======== Entries provided ========
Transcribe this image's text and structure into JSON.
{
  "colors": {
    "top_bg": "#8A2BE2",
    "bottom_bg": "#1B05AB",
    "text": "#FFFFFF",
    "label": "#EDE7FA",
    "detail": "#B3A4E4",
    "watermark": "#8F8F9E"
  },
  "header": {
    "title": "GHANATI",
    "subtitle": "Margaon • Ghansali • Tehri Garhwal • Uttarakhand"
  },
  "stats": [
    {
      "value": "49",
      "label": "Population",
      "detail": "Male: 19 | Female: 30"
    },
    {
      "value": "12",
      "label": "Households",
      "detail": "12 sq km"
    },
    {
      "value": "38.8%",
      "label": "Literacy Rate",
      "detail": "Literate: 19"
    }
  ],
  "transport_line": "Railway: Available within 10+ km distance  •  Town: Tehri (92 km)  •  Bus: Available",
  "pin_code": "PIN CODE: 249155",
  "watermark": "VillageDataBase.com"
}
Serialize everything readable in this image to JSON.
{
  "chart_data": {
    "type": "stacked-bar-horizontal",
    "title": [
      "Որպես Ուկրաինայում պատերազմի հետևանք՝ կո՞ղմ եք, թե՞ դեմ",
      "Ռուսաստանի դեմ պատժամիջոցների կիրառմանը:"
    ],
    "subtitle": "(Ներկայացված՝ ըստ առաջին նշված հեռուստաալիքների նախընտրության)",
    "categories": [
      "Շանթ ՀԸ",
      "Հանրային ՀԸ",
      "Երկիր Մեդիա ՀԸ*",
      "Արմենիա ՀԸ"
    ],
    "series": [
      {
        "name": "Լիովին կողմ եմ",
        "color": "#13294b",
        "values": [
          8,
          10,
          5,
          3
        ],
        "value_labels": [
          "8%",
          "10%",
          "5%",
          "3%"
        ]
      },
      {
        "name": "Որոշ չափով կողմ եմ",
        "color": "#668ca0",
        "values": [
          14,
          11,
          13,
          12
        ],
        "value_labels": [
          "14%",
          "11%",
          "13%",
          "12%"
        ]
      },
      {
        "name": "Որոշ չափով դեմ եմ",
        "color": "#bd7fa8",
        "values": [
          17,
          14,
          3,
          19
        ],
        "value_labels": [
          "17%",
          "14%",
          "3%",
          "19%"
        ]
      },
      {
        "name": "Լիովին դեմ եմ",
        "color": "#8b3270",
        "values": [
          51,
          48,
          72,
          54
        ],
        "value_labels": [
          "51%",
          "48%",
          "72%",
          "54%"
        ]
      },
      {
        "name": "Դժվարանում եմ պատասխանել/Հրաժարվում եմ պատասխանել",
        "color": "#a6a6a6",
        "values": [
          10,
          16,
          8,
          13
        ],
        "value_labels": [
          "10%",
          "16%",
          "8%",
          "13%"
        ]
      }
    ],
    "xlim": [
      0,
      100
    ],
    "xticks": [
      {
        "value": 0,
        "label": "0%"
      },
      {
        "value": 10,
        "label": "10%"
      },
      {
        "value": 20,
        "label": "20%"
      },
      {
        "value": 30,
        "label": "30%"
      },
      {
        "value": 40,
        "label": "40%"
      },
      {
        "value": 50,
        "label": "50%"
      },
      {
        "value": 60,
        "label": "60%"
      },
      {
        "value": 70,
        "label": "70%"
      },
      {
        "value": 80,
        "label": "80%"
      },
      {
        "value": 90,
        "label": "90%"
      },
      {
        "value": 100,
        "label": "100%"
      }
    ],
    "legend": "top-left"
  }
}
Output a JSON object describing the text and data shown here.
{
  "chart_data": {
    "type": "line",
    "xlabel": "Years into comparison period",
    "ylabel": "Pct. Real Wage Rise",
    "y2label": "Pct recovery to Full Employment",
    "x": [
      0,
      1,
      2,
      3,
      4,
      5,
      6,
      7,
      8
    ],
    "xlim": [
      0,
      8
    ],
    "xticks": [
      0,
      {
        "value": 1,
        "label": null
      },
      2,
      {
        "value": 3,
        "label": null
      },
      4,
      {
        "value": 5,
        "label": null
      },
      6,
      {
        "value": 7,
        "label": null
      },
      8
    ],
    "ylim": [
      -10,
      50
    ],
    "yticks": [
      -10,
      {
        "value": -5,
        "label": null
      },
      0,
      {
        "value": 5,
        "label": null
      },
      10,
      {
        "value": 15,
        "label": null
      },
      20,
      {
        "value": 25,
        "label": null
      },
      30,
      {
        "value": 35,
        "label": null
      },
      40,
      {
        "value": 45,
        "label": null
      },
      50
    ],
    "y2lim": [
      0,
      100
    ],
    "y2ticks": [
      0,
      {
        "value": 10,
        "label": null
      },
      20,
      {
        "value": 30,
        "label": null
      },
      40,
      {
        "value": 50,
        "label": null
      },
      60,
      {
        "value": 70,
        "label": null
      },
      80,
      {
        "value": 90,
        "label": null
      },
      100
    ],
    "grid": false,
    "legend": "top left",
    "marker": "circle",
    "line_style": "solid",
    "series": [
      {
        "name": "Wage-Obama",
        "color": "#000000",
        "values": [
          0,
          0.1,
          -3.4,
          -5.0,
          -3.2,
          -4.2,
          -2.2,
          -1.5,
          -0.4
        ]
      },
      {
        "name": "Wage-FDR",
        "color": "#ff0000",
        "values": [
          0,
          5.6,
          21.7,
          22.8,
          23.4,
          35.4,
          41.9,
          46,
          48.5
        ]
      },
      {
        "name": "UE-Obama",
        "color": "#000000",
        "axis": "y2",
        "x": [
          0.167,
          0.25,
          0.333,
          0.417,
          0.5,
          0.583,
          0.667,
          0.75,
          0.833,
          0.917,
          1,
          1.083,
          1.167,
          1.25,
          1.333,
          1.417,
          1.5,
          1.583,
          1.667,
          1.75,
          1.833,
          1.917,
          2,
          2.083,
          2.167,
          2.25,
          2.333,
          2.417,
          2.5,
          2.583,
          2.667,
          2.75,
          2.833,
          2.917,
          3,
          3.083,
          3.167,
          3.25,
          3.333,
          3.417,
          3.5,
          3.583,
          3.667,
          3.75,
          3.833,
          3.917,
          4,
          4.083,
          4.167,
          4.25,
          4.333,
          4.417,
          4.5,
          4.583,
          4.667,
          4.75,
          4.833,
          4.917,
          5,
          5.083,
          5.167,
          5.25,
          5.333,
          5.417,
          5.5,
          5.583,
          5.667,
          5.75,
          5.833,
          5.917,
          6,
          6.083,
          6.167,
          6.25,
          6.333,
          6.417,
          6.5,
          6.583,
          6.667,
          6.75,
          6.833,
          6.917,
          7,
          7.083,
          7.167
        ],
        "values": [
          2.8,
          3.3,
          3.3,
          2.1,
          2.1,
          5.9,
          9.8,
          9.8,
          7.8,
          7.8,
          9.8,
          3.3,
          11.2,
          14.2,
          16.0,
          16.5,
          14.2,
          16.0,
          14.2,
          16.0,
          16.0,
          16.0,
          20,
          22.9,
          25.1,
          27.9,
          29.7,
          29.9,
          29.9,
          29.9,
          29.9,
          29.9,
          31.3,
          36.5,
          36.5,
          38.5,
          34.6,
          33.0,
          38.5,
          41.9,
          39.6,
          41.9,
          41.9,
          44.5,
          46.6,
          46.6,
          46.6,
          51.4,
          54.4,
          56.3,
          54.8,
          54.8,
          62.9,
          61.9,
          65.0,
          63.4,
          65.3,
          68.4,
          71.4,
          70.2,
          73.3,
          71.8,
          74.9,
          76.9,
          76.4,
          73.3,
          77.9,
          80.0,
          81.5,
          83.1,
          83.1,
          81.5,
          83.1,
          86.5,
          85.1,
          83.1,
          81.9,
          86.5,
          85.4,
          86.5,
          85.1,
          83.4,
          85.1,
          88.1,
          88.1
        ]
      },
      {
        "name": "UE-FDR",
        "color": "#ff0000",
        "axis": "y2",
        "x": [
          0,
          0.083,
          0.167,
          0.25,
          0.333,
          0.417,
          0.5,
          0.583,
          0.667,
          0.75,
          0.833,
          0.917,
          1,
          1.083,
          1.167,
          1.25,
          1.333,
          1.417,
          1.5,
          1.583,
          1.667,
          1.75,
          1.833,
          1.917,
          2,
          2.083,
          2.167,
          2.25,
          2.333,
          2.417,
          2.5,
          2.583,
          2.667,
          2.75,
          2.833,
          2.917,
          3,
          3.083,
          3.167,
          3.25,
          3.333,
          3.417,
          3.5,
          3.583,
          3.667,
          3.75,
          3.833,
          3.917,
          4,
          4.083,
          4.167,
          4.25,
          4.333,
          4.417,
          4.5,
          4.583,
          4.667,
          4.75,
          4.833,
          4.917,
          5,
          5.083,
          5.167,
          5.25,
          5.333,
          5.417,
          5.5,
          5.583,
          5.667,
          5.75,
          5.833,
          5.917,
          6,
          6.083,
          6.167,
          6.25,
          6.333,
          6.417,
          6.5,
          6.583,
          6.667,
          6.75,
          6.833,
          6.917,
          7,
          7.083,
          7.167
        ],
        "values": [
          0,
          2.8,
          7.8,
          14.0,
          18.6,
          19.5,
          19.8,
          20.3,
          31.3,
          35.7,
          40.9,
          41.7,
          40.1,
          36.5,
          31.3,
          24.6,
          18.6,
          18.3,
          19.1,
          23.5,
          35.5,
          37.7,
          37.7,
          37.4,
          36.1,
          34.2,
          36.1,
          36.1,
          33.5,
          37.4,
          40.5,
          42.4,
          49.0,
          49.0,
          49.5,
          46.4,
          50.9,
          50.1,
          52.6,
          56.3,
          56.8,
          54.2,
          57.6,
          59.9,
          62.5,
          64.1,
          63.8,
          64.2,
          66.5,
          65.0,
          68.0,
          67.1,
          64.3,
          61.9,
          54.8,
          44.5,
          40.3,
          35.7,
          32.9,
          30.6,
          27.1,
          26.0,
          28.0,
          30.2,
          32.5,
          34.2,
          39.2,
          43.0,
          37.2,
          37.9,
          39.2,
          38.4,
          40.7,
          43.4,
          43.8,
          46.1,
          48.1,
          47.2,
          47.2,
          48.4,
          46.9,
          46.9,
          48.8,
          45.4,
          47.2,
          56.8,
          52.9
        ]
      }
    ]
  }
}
========
- Task statement -
Within the listing above, find every line containing the string "subtitle" and return it.

- Solution -
    "subtitle": "Margaon • Ghansali • Tehri Garhwal • Uttarakhand"
    "subtitle": "(Ներկայացված՝ ըստ առաջին նշված հեռուստաալիքների նախընտրության)",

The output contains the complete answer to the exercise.